• [What this task involves]
Type out all the records word for word. Any pictures are to be left out.

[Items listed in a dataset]
+ + + + +

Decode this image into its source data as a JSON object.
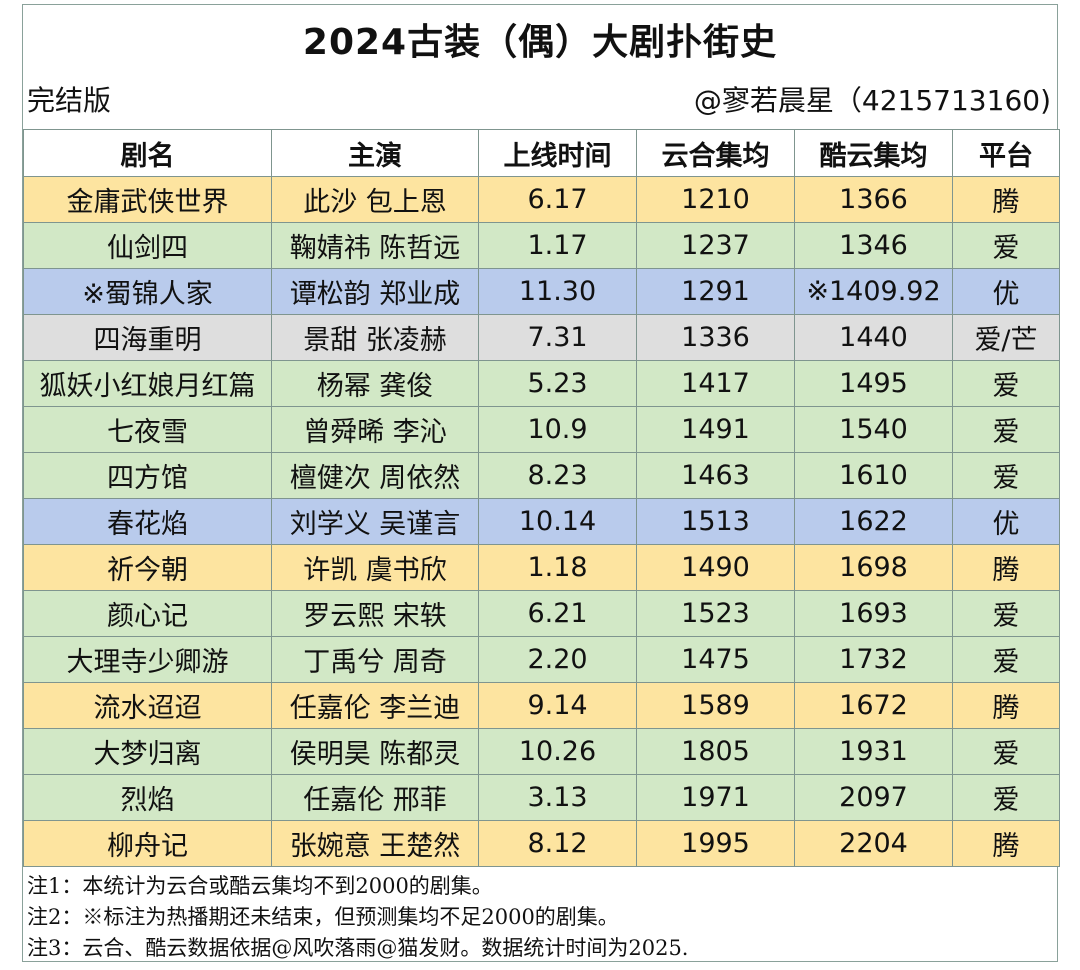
{
  "title": "2024古装（偶）大剧扑街史",
  "version_label": "完结版",
  "author": "@寥若晨星（4215713160)",
  "table": {
    "headers": [
      "剧名",
      "主演",
      "上线时间",
      "云合集均",
      "酷云集均",
      "平台"
    ],
    "rows": [
      {
        "color": "yellow",
        "cells": [
          "金庸武侠世界",
          "此沙 包上恩",
          "6.17",
          "1210",
          "1366",
          "腾"
        ]
      },
      {
        "color": "green",
        "cells": [
          "仙剑四",
          "鞠婧祎 陈哲远",
          "1.17",
          "1237",
          "1346",
          "爱"
        ]
      },
      {
        "color": "blue",
        "cells": [
          "※蜀锦人家",
          "谭松韵 郑业成",
          "11.30",
          "1291",
          "※1409.92",
          "优"
        ]
      },
      {
        "color": "gray",
        "cells": [
          "四海重明",
          "景甜 张凌赫",
          "7.31",
          "1336",
          "1440",
          "爱/芒"
        ]
      },
      {
        "color": "green",
        "cells": [
          "狐妖小红娘月红篇",
          "杨幂 龚俊",
          "5.23",
          "1417",
          "1495",
          "爱"
        ]
      },
      {
        "color": "green",
        "cells": [
          "七夜雪",
          "曾舜晞 李沁",
          "10.9",
          "1491",
          "1540",
          "爱"
        ]
      },
      {
        "color": "green",
        "cells": [
          "四方馆",
          "檀健次 周依然",
          "8.23",
          "1463",
          "1610",
          "爱"
        ]
      },
      {
        "color": "blue",
        "cells": [
          "春花焰",
          "刘学义 吴谨言",
          "10.14",
          "1513",
          "1622",
          "优"
        ]
      },
      {
        "color": "yellow",
        "cells": [
          "祈今朝",
          "许凯 虞书欣",
          "1.18",
          "1490",
          "1698",
          "腾"
        ]
      },
      {
        "color": "green",
        "cells": [
          "颜心记",
          "罗云熙 宋轶",
          "6.21",
          "1523",
          "1693",
          "爱"
        ]
      },
      {
        "color": "green",
        "cells": [
          "大理寺少卿游",
          "丁禹兮 周奇",
          "2.20",
          "1475",
          "1732",
          "爱"
        ]
      },
      {
        "color": "yellow",
        "cells": [
          "流水迢迢",
          "任嘉伦 李兰迪",
          "9.14",
          "1589",
          "1672",
          "腾"
        ]
      },
      {
        "color": "green",
        "cells": [
          "大梦归离",
          "侯明昊 陈都灵",
          "10.26",
          "1805",
          "1931",
          "爱"
        ]
      },
      {
        "color": "green",
        "cells": [
          "烈焰",
          "任嘉伦 邢菲",
          "3.13",
          "1971",
          "2097",
          "爱"
        ]
      },
      {
        "color": "yellow",
        "cells": [
          "柳舟记",
          "张婉意 王楚然",
          "8.12",
          "1995",
          "2204",
          "腾"
        ]
      }
    ]
  },
  "notes": [
    "注1：本统计为云合或酷云集均不到2000的剧集。",
    "注2：※标注为热播期还未结束，但预测集均不足2000的剧集。",
    "注3：云合、酷云数据依据@风吹落雨@猫发财。数据统计时间为2025."
  ],
  "colors": {
    "yellow": "#fde4a0",
    "green": "#d2e8c6",
    "blue": "#b9cbec",
    "gray": "#dedede"
  }
}
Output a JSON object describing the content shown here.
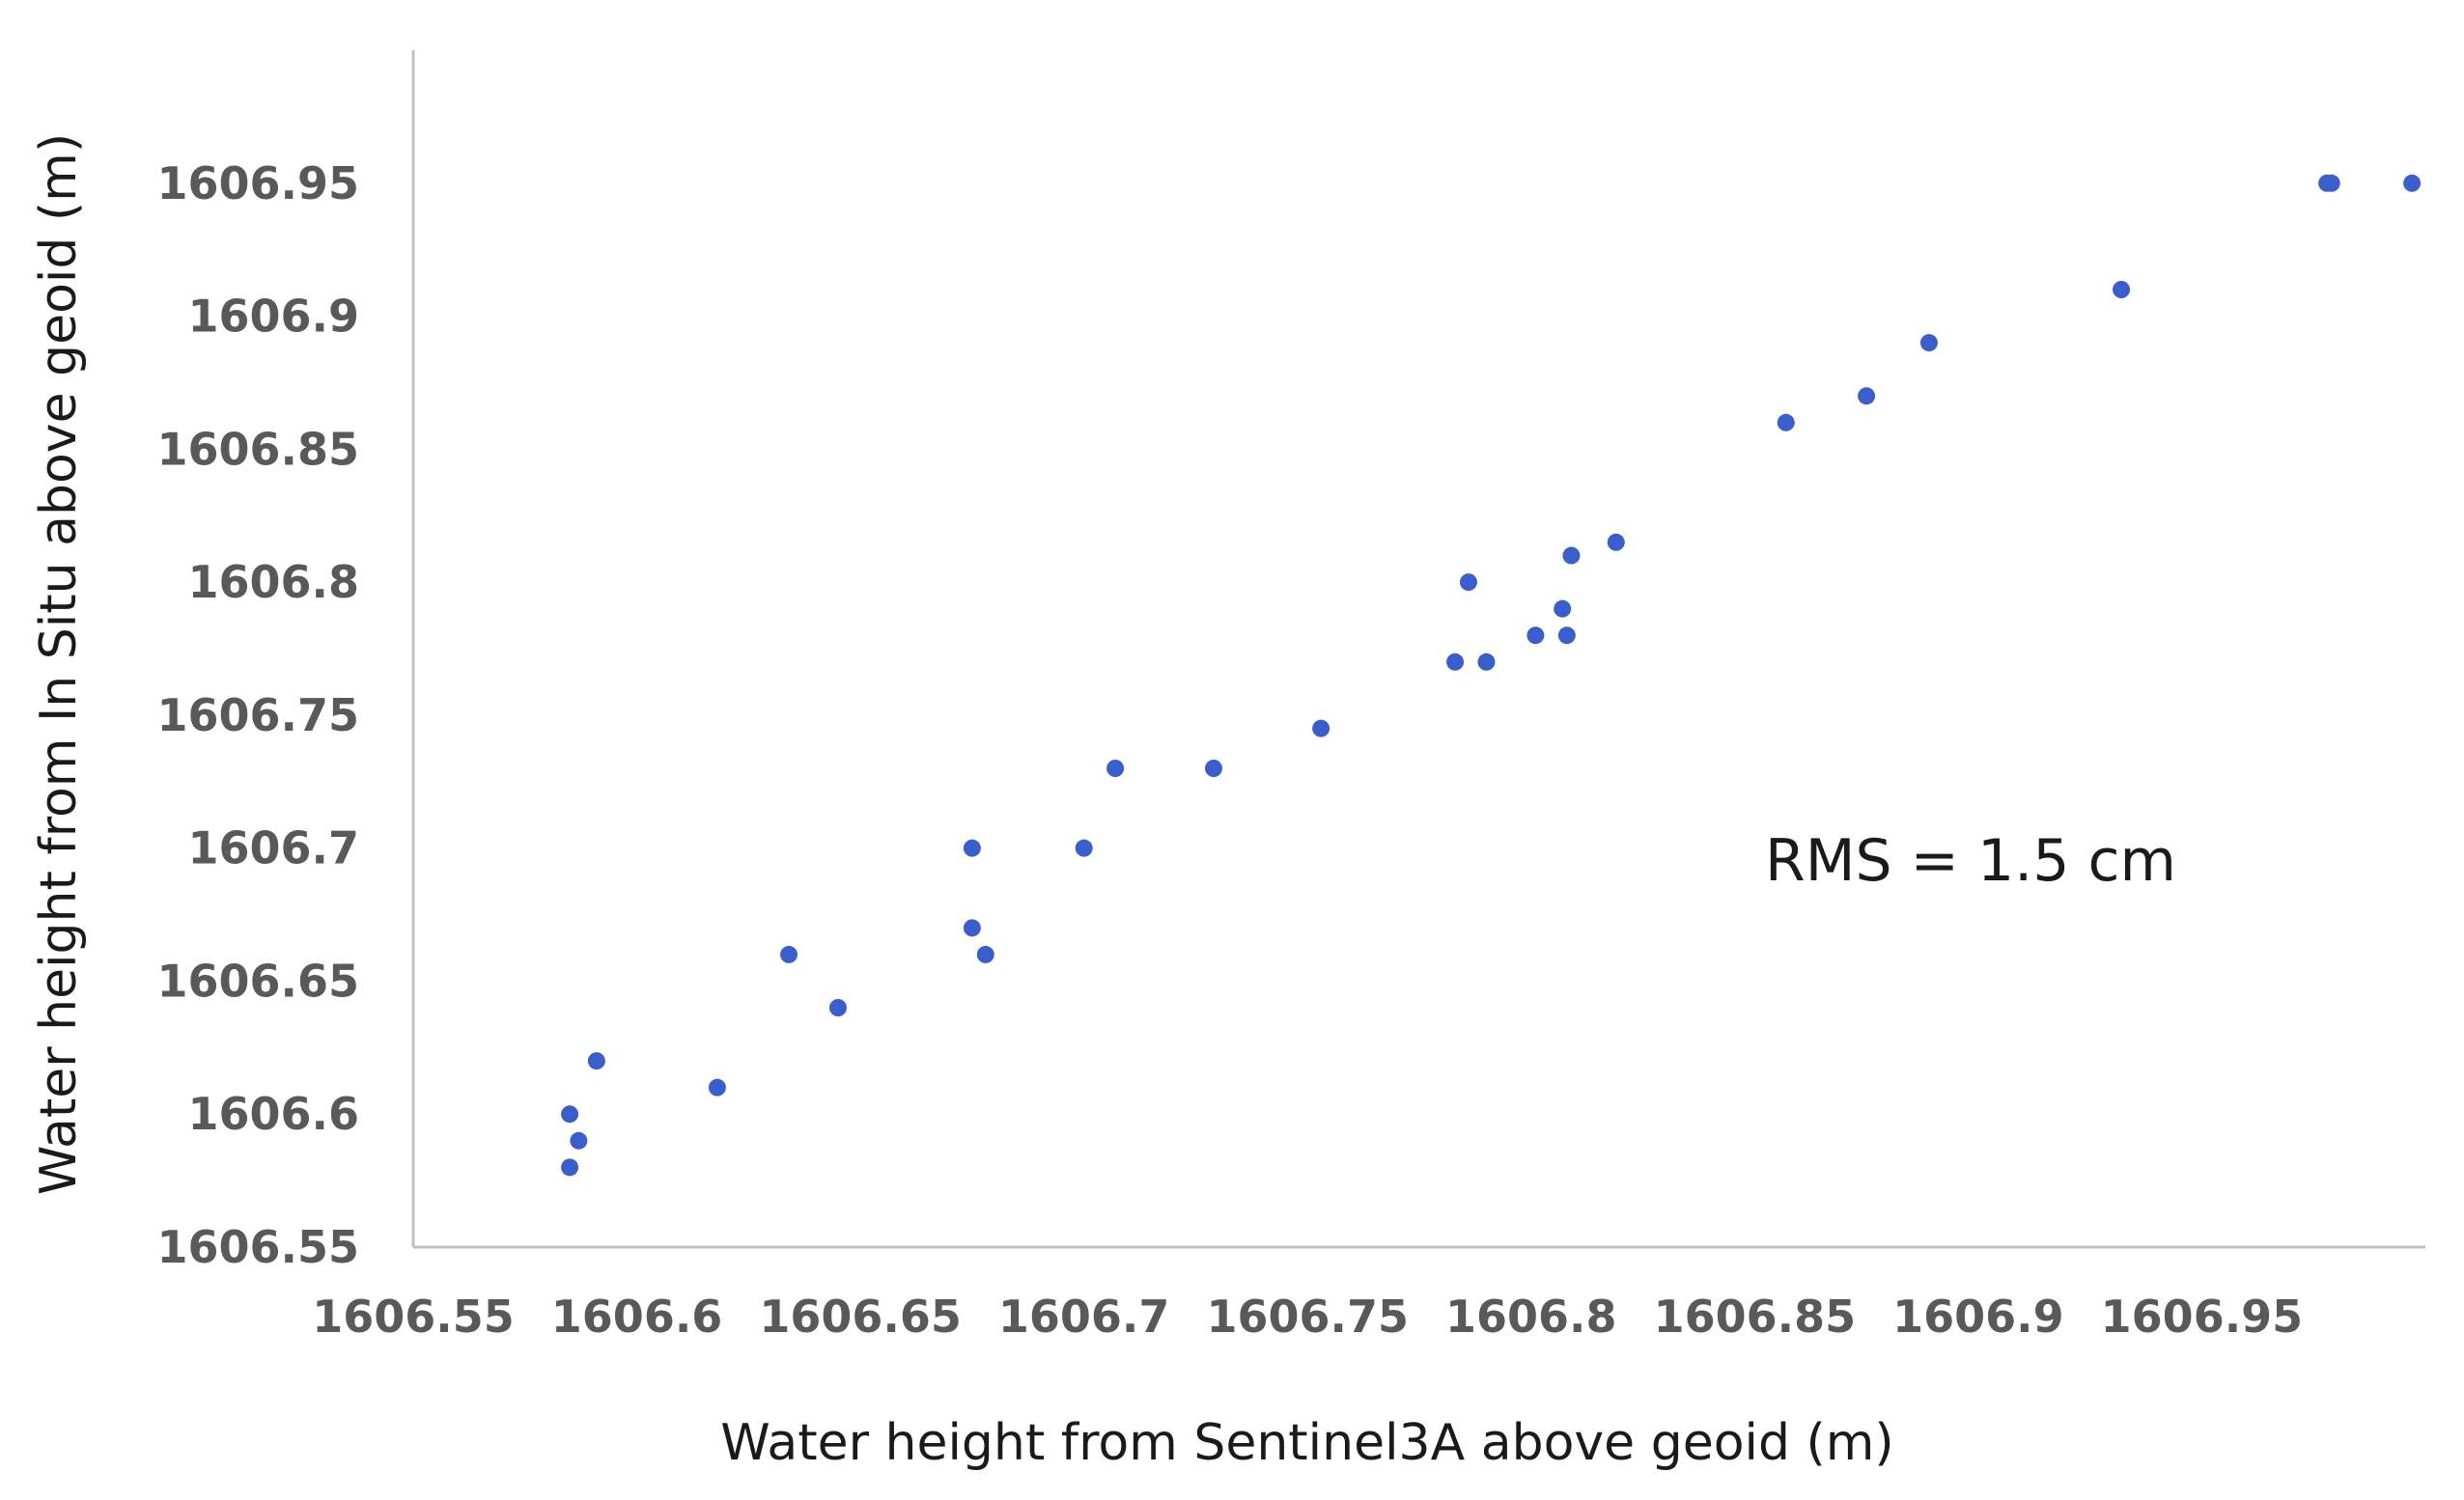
{
  "chart_data": {
    "type": "scatter",
    "title": "",
    "xlabel": "Water height from Sentinel3A above geoid   (m)",
    "ylabel": "Water height from In Situ  above geoid   (m)",
    "xlim": [
      1606.55,
      1607.0
    ],
    "ylim": [
      1606.55,
      1607.0
    ],
    "x_ticks": [
      1606.55,
      1606.6,
      1606.65,
      1606.7,
      1606.75,
      1606.8,
      1606.85,
      1606.9,
      1606.95
    ],
    "x_tick_labels": [
      "1606.55",
      "1606.6",
      "1606.65",
      "1606.7",
      "1606.75",
      "1606.8",
      "1606.85",
      "1606.9",
      "1606.95"
    ],
    "y_ticks": [
      1606.55,
      1606.6,
      1606.65,
      1606.7,
      1606.75,
      1606.8,
      1606.85,
      1606.9,
      1606.95
    ],
    "y_tick_labels": [
      "1606.55",
      "1606.6",
      "1606.65",
      "1606.7",
      "1606.75",
      "1606.8",
      "1606.85",
      "1606.9",
      "1606.95"
    ],
    "grid": false,
    "legend": "none",
    "annotation": "RMS = 1.5 cm",
    "series": [
      {
        "name": "Water height",
        "color": "#3a5fcd",
        "x": [
          1606.585,
          1606.587,
          1606.585,
          1606.591,
          1606.618,
          1606.634,
          1606.645,
          1606.675,
          1606.675,
          1606.678,
          1606.7,
          1606.707,
          1606.729,
          1606.753,
          1606.783,
          1606.786,
          1606.79,
          1606.801,
          1606.807,
          1606.808,
          1606.809,
          1606.819,
          1606.857,
          1606.875,
          1606.889,
          1606.932,
          1606.978,
          1606.979,
          1606.997
        ],
        "y": [
          1606.6,
          1606.59,
          1606.58,
          1606.62,
          1606.61,
          1606.66,
          1606.64,
          1606.7,
          1606.67,
          1606.66,
          1606.7,
          1606.73,
          1606.73,
          1606.745,
          1606.77,
          1606.8,
          1606.77,
          1606.78,
          1606.79,
          1606.78,
          1606.81,
          1606.815,
          1606.86,
          1606.87,
          1606.89,
          1606.91,
          1606.95,
          1606.95,
          1606.95
        ]
      }
    ]
  }
}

+ + + + +

• [Finished answer]
Decode this image into its source data as a JSON object.
{
  "title": "2024古装（偶）大剧扑街史",
  "version_label": "完结版",
  "author": "@寥若晨星（4215713160)",
  "table": {
    "headers": [
      "剧名",
      "主演",
      "上线时间",
      "云合集均",
      "酷云集均",
      "平台"
    ],
    "rows": [
      {
        "color": "yellow",
        "cells": [
          "金庸武侠世界",
          "此沙 包上恩",
          "6.17",
          "1210",
          "1366",
          "腾"
        ]
      },
      {
        "color": "green",
        "cells": [
          "仙剑四",
          "鞠婧祎 陈哲远",
          "1.17",
          "1237",
          "1346",
          "爱"
        ]
      },
      {
        "color": "blue",
        "cells": [
          "※蜀锦人家",
          "谭松韵 郑业成",
          "11.30",
          "1291",
          "※1409.92",
          "优"
        ]
      },
      {
        "color": "gray",
        "cells": [
          "四海重明",
          "景甜 张凌赫",
          "7.31",
          "1336",
          "1440",
          "爱/芒"
        ]
      },
      {
        "color": "green",
        "cells": [
          "狐妖小红娘月红篇",
          "杨幂 龚俊",
          "5.23",
          "1417",
          "1495",
          "爱"
        ]
      },
      {
        "color": "green",
        "cells": [
          "七夜雪",
          "曾舜晞 李沁",
          "10.9",
          "1491",
          "1540",
          "爱"
        ]
      },
      {
        "color": "green",
        "cells": [
          "四方馆",
          "檀健次 周依然",
          "8.23",
          "1463",
          "1610",
          "爱"
        ]
      },
      {
        "color": "blue",
        "cells": [
          "春花焰",
          "刘学义 吴谨言",
          "10.14",
          "1513",
          "1622",
          "优"
        ]
      },
      {
        "color": "yellow",
        "cells": [
          "祈今朝",
          "许凯 虞书欣",
          "1.18",
          "1490",
          "1698",
          "腾"
        ]
      },
      {
        "color": "green",
        "cells": [
          "颜心记",
          "罗云熙 宋轶",
          "6.21",
          "1523",
          "1693",
          "爱"
        ]
      },
      {
        "color": "green",
        "cells": [
          "大理寺少卿游",
          "丁禹兮 周奇",
          "2.20",
          "1475",
          "1732",
          "爱"
        ]
      },
      {
        "color": "yellow",
        "cells": [
          "流水迢迢",
          "任嘉伦 李兰迪",
          "9.14",
          "1589",
          "1672",
          "腾"
        ]
      },
      {
        "color": "green",
        "cells": [
          "大梦归离",
          "侯明昊 陈都灵",
          "10.26",
          "1805",
          "1931",
          "爱"
        ]
      },
      {
        "color": "green",
        "cells": [
          "烈焰",
          "任嘉伦 邢菲",
          "3.13",
          "1971",
          "2097",
          "爱"
        ]
      },
      {
        "color": "yellow",
        "cells": [
          "柳舟记",
          "张婉意 王楚然",
          "8.12",
          "1995",
          "2204",
          "腾"
        ]
      }
    ]
  },
  "notes": [
    "注1：本统计为云合或酷云集均不到2000的剧集。",
    "注2：※标注为热播期还未结束，但预测集均不足2000的剧集。",
    "注3：云合、酷云数据依据@风吹落雨@猫发财。数据统计时间为2025."
  ],
  "colors": {
    "yellow": "#fde4a0",
    "green": "#d2e8c6",
    "blue": "#b9cbec",
    "gray": "#dedede"
  }
}
Output a JSON object describing the content shown here.
{
  "chart_data": {
    "type": "scatter",
    "title": "",
    "xlabel": "Water height from Sentinel3A above geoid   (m)",
    "ylabel": "Water height from In Situ  above geoid   (m)",
    "xlim": [
      1606.55,
      1607.0
    ],
    "ylim": [
      1606.55,
      1607.0
    ],
    "x_ticks": [
      1606.55,
      1606.6,
      1606.65,
      1606.7,
      1606.75,
      1606.8,
      1606.85,
      1606.9,
      1606.95
    ],
    "x_tick_labels": [
      "1606.55",
      "1606.6",
      "1606.65",
      "1606.7",
      "1606.75",
      "1606.8",
      "1606.85",
      "1606.9",
      "1606.95"
    ],
    "y_ticks": [
      1606.55,
      1606.6,
      1606.65,
      1606.7,
      1606.75,
      1606.8,
      1606.85,
      1606.9,
      1606.95
    ],
    "y_tick_labels": [
      "1606.55",
      "1606.6",
      "1606.65",
      "1606.7",
      "1606.75",
      "1606.8",
      "1606.85",
      "1606.9",
      "1606.95"
    ],
    "grid": false,
    "legend": "none",
    "annotation": "RMS = 1.5 cm",
    "series": [
      {
        "name": "Water height",
        "color": "#3a5fcd",
        "x": [
          1606.585,
          1606.587,
          1606.585,
          1606.591,
          1606.618,
          1606.634,
          1606.645,
          1606.675,
          1606.675,
          1606.678,
          1606.7,
          1606.707,
          1606.729,
          1606.753,
          1606.783,
          1606.786,
          1606.79,
          1606.801,
          1606.807,
          1606.808,
          1606.809,
          1606.819,
          1606.857,
          1606.875,
          1606.889,
          1606.932,
          1606.978,
          1606.979,
          1606.997
        ],
        "y": [
          1606.6,
          1606.59,
          1606.58,
          1606.62,
          1606.61,
          1606.66,
          1606.64,
          1606.7,
          1606.67,
          1606.66,
          1606.7,
          1606.73,
          1606.73,
          1606.745,
          1606.77,
          1606.8,
          1606.77,
          1606.78,
          1606.79,
          1606.78,
          1606.81,
          1606.815,
          1606.86,
          1606.87,
          1606.89,
          1606.91,
          1606.95,
          1606.95,
          1606.95
        ]
      }
    ]
  }
}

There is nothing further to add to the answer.